─── Kaynak metin

Allah aynı zamanda Muğnî (zenginlik veren, zenginleştiren)'dir. Ancak her zenginlik verenin mutlak Ğanî olması düşünülemez. Zira zenginlik veren zengin olma ihtiyacı duyar. İhtiyaç duyan ise zengin olamaz. Oysa Allah, zengin olmaya ihtiyaç duymaz. Bu yüzden O, mutlak Ğanî ve Muğnî'dir. Allah'ın dışında zenginlik verenler, zenginlik verdiklerine daima destek vermek ve bu desteği kesintiye uğratmamak zorundadırlar. Aksi hâlde zenginlik vermiş olmazlar. Fakat Allah'tan başka hiç kimsenin buna gücü yetmez. Çünkü zenginlikleri ne kadar çok olsa da güçleri ve sahip oldukları şeyler sınırlıdır. Dolayısıyla gerçek zengin, hiçbir şeye ve hiçbir kimseye ihtiyacı olmayan Allah'tır. Başkasına muhtaç olanların zenginliği ise ancak mecâzi anlamdadır." (El-Maksadü'l-Esnâ, İmam GAZÂLÎ, s.154)
Nitekim Rasûlullâh (sav) buyuruyor ki: "Zenginlik, fazla servete sahip olmak değildir; asıl zenginlik, gönlün ihtiyaç duygusundan uzak kalabilmesidir." (Buhârî, "Ri?â?", 15;Müslim, "Zekât", 120)

──────
─── Kayıtlar

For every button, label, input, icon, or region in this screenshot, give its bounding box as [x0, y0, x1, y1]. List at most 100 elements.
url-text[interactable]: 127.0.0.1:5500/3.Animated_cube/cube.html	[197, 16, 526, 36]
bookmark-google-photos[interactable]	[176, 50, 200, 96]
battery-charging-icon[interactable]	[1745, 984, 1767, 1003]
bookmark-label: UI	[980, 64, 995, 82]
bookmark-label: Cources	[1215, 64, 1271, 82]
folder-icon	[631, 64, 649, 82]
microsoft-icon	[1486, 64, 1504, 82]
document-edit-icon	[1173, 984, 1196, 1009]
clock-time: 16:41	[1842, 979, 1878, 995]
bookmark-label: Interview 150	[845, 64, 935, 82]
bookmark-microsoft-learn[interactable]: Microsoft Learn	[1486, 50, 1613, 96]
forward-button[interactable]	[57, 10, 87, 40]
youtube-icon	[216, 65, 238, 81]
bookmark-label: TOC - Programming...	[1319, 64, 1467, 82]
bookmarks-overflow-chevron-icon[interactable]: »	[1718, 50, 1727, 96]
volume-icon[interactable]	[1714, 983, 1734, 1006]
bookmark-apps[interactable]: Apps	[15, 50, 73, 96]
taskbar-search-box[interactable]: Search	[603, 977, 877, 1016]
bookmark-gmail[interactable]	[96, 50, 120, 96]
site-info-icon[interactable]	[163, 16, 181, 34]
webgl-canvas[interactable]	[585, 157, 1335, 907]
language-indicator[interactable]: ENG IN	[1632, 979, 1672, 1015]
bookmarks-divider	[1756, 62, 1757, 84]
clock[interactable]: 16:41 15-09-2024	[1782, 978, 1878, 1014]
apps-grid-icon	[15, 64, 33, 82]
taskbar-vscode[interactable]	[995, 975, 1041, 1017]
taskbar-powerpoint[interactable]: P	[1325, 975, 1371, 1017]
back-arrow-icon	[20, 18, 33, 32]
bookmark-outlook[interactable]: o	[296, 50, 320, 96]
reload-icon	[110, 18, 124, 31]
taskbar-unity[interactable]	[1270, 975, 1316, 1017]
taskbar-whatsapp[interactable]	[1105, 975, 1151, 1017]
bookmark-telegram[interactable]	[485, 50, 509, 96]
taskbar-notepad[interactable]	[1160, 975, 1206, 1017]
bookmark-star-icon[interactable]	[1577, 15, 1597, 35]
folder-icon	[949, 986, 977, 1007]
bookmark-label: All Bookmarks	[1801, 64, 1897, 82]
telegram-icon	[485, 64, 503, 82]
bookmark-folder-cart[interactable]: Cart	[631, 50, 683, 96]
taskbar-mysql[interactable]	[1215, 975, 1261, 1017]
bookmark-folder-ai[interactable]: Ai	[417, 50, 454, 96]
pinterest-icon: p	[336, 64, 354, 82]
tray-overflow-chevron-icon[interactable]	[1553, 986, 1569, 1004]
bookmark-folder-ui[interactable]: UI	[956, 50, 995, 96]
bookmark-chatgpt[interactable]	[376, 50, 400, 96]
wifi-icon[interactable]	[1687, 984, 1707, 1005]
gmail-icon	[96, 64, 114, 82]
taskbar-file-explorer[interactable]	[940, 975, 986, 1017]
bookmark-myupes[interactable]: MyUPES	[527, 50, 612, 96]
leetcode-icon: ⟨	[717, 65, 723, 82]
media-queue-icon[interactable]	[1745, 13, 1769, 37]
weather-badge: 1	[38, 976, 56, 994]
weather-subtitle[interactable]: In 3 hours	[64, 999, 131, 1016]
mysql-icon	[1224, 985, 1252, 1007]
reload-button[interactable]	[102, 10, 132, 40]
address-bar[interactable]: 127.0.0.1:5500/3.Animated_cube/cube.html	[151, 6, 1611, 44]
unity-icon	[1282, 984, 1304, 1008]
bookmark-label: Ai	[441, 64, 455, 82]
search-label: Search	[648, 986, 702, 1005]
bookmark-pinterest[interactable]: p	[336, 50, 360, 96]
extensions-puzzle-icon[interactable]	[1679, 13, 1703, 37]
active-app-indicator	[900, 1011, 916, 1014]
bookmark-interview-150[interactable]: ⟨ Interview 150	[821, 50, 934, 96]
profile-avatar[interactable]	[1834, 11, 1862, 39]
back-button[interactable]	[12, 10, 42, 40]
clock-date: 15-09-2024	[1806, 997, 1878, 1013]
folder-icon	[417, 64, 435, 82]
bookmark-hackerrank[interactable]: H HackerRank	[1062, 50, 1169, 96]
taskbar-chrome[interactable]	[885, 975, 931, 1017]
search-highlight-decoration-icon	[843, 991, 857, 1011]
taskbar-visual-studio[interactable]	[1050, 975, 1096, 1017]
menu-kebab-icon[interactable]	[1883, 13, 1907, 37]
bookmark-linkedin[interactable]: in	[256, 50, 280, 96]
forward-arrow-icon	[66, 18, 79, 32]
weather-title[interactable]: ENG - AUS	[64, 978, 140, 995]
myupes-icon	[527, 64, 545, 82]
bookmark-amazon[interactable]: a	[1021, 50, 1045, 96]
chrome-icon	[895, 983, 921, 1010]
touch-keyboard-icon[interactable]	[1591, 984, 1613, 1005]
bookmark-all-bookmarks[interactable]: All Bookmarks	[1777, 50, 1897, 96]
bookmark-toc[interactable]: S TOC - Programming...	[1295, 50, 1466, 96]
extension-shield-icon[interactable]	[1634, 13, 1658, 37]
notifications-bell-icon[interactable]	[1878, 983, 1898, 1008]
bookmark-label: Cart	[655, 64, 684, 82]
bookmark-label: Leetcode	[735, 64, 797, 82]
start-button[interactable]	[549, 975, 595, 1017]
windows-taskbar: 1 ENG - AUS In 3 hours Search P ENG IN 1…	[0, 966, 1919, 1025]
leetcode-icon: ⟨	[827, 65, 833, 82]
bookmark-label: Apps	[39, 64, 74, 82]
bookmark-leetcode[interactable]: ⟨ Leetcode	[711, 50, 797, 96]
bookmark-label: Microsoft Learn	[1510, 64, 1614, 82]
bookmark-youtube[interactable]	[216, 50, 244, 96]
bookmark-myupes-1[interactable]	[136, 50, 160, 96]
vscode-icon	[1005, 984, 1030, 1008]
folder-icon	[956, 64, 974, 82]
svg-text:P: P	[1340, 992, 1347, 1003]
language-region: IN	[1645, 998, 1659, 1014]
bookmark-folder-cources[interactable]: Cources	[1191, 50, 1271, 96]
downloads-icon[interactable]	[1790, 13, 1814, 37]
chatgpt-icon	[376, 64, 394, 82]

──────

• **Yapılacak iş**: Kaynak metinde aktarılan hadise göre asıl zenginlik nedir? Bu iş için kayıtlara gerek yoktur.

• **Alıştırmanın çözümü**: Gönlün ihtiyaç duygusundan uzak kalabilmesidir.